*Working data*

+-------+

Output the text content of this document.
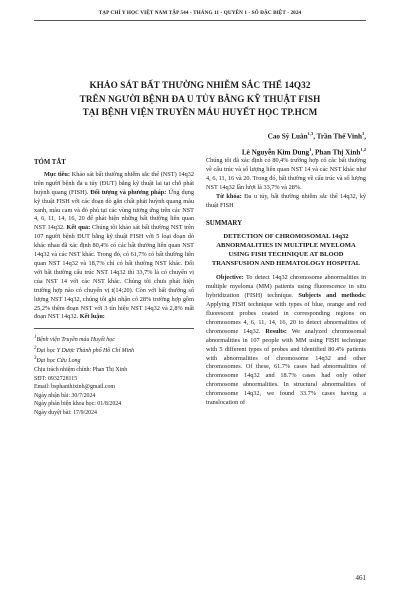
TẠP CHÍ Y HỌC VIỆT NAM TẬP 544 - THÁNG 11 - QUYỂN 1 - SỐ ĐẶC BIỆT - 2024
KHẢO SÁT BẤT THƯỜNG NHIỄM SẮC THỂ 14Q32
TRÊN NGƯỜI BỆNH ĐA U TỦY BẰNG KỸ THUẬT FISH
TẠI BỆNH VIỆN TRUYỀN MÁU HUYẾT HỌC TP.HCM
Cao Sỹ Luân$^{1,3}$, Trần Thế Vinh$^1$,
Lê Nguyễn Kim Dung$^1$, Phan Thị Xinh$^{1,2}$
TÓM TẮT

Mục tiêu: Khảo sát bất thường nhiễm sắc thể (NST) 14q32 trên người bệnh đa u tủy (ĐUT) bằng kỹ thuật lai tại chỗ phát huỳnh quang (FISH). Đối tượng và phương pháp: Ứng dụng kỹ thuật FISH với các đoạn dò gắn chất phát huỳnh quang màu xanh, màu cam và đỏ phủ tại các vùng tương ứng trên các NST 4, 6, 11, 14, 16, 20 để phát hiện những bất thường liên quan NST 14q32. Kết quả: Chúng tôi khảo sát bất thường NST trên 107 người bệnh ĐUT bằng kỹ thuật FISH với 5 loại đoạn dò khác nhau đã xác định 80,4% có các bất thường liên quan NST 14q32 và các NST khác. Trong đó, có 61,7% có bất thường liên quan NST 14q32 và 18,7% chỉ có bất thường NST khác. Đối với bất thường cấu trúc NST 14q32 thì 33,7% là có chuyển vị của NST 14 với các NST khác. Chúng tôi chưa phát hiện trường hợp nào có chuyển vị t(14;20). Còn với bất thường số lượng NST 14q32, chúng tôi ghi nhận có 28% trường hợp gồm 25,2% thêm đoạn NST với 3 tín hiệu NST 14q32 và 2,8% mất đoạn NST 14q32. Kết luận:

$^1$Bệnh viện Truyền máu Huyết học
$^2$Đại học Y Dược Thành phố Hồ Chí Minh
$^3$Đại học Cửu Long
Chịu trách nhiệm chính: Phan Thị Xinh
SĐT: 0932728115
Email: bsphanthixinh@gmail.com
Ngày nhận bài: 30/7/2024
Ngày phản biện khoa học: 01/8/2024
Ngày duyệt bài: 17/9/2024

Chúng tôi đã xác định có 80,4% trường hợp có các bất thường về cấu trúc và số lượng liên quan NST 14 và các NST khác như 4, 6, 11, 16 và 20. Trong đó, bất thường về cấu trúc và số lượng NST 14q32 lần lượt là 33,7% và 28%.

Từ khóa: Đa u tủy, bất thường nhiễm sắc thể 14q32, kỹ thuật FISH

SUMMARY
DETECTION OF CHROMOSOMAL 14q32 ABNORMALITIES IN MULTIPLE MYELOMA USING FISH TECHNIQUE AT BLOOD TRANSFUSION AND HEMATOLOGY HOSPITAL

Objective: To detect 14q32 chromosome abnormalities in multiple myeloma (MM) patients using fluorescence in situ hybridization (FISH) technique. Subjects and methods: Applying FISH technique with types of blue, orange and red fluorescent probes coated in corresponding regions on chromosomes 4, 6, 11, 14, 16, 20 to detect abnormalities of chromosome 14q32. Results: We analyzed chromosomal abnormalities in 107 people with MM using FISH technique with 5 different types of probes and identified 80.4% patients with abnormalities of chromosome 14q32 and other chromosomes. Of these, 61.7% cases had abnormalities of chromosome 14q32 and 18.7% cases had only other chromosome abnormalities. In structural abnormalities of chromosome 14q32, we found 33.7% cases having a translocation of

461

+-------+

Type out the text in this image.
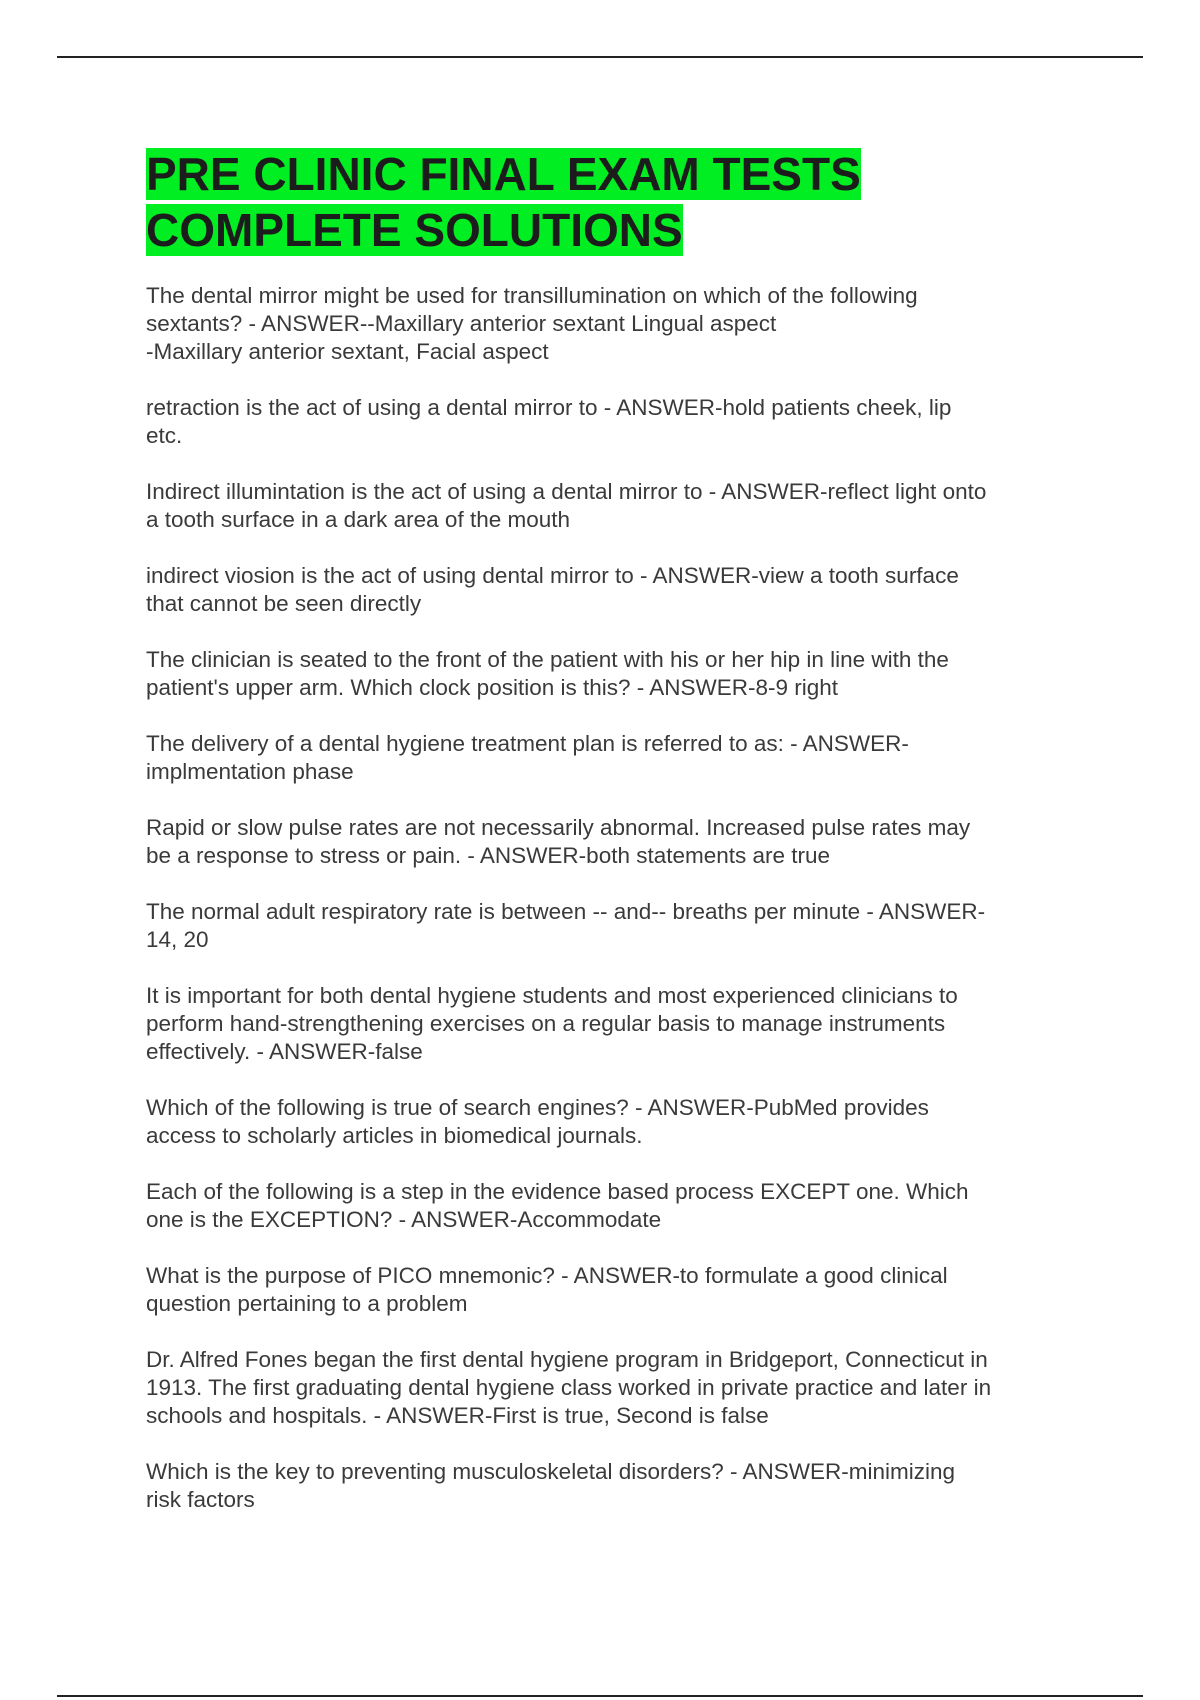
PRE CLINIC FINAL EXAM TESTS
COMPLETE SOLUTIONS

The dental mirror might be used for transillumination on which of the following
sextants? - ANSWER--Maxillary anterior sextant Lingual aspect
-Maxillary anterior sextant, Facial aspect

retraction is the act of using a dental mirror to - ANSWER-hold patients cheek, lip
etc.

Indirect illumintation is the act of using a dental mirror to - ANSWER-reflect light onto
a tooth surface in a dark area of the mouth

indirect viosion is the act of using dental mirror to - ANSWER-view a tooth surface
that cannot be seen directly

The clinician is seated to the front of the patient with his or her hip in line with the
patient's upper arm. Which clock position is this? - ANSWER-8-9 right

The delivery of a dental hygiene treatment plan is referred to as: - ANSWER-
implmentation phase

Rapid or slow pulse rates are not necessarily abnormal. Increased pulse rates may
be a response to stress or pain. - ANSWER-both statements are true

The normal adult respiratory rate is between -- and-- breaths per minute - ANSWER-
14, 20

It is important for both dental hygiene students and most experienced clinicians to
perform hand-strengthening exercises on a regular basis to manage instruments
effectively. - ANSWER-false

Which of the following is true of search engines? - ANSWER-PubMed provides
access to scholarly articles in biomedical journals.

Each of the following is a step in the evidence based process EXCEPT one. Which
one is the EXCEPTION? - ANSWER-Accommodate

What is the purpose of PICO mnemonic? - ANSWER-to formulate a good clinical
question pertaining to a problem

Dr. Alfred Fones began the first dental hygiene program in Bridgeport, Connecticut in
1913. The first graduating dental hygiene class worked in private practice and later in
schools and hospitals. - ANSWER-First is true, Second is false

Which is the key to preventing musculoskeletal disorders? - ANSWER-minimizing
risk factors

+-------+

*Exercise objective*
Which lines above hold the word "khác"? Copy each of them.

*Task output*
Mục tiêu: Khảo sát bất thường nhiễm sắc thể (NST) 14q32 trên người bệnh đa u tủy (ĐUT) bằng kỹ thuật lai tại chỗ phát huỳnh quang (FISH). Đối tượng và phương pháp: Ứng dụng kỹ thuật FISH với các đoạn dò gắn chất phát huỳnh quang màu xanh, màu cam và đỏ phủ tại các vùng tương ứng trên các NST 4, 6, 11, 14, 16, 20 để phát hiện những bất thường liên quan NST 14q32. Kết quả: Chúng tôi khảo sát bất thường NST trên 107 người bệnh ĐUT bằng kỹ thuật FISH với 5 loại đoạn dò khác nhau đã xác định 80,4% có các bất thường liên quan NST 14q32 và các NST khác. Trong đó, có 61,7% có bất thường liên quan NST 14q32 và 18,7% chỉ có bất thường NST khác. Đối với bất thường cấu trúc NST 14q32 thì 33,7% là có chuyển vị của NST 14 với các NST khác. Chúng tôi chưa phát hiện trường hợp nào có chuyển vị t(14;20). Còn với bất thường số lượng NST 14q32, chúng tôi ghi nhận có 28% trường hợp gồm 25,2% thêm đoạn NST với 3 tín hiệu NST 14q32 và 2,8% mất đoạn NST 14q32. Kết luận:
Chúng tôi đã xác định có 80,4% trường hợp có các bất thường về cấu trúc và số lượng liên quan NST 14 và các NST khác như 4, 6, 11, 16 và 20. Trong đó, bất thường về cấu trúc và số lượng NST 14q32 lần lượt là 33,7% và 28%.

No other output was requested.